> Goal
Print the entire listing. Each line must match the original exactly.

----------

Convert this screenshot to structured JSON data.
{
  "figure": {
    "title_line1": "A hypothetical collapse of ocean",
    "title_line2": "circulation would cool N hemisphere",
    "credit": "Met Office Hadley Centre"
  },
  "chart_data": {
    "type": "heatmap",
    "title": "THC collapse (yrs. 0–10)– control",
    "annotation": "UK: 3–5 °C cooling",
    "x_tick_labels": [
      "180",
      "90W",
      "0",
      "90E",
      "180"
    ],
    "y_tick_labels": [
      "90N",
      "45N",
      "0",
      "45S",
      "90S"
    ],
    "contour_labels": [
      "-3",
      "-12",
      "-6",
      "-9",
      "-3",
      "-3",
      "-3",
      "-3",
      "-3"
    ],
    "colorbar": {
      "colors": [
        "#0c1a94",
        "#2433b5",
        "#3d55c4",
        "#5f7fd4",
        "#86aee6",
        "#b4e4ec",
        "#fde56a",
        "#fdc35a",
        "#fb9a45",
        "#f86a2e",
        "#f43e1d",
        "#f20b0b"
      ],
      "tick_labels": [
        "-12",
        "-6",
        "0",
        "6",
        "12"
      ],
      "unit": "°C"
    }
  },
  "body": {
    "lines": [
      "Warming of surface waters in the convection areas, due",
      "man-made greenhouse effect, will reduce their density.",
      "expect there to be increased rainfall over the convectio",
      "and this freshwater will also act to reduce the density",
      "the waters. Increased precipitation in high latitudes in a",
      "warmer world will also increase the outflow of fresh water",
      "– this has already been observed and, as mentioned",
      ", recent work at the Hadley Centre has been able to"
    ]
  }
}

----------

> Answer below
Convert this screenshot to structured JSON data.
{
  "figure": {
    "title_line1": "A hypothetical collapse of ocean",
    "title_line2": "circulation would cool N hemisphere",
    "credit": "Met Office Hadley Centre"
  },
  "chart_data": {
    "type": "heatmap",
    "title": "THC collapse (yrs. 0–10)– control",
    "annotation": "UK: 3–5 °C cooling",
    "x_tick_labels": [
      "180",
      "90W",
      "0",
      "90E",
      "180"
    ],
    "y_tick_labels": [
      "90N",
      "45N",
      "0",
      "45S",
      "90S"
    ],
    "contour_labels": [
      "-3",
      "-12",
      "-6",
      "-9",
      "-3",
      "-3",
      "-3",
      "-3",
      "-3"
    ],
    "colorbar": {
      "colors": [
        "#0c1a94",
        "#2433b5",
        "#3d55c4",
        "#5f7fd4",
        "#86aee6",
        "#b4e4ec",
        "#fde56a",
        "#fdc35a",
        "#fb9a45",
        "#f86a2e",
        "#f43e1d",
        "#f20b0b"
      ],
      "tick_labels": [
        "-12",
        "-6",
        "0",
        "6",
        "12"
      ],
      "unit": "°C"
    }
  },
  "body": {
    "lines": [
      "Warming of surface waters in the convection areas, due",
      "man-made greenhouse effect, will reduce their density.",
      "expect there to be increased rainfall over the convectio",
      "and this freshwater will also act to reduce the density",
      "the waters. Increased precipitation in high latitudes in a",
      "warmer world will also increase the outflow of fresh water",
      "– this has already been observed and, as mentioned",
      ", recent work at the Hadley Centre has been able to"
    ]
  }
}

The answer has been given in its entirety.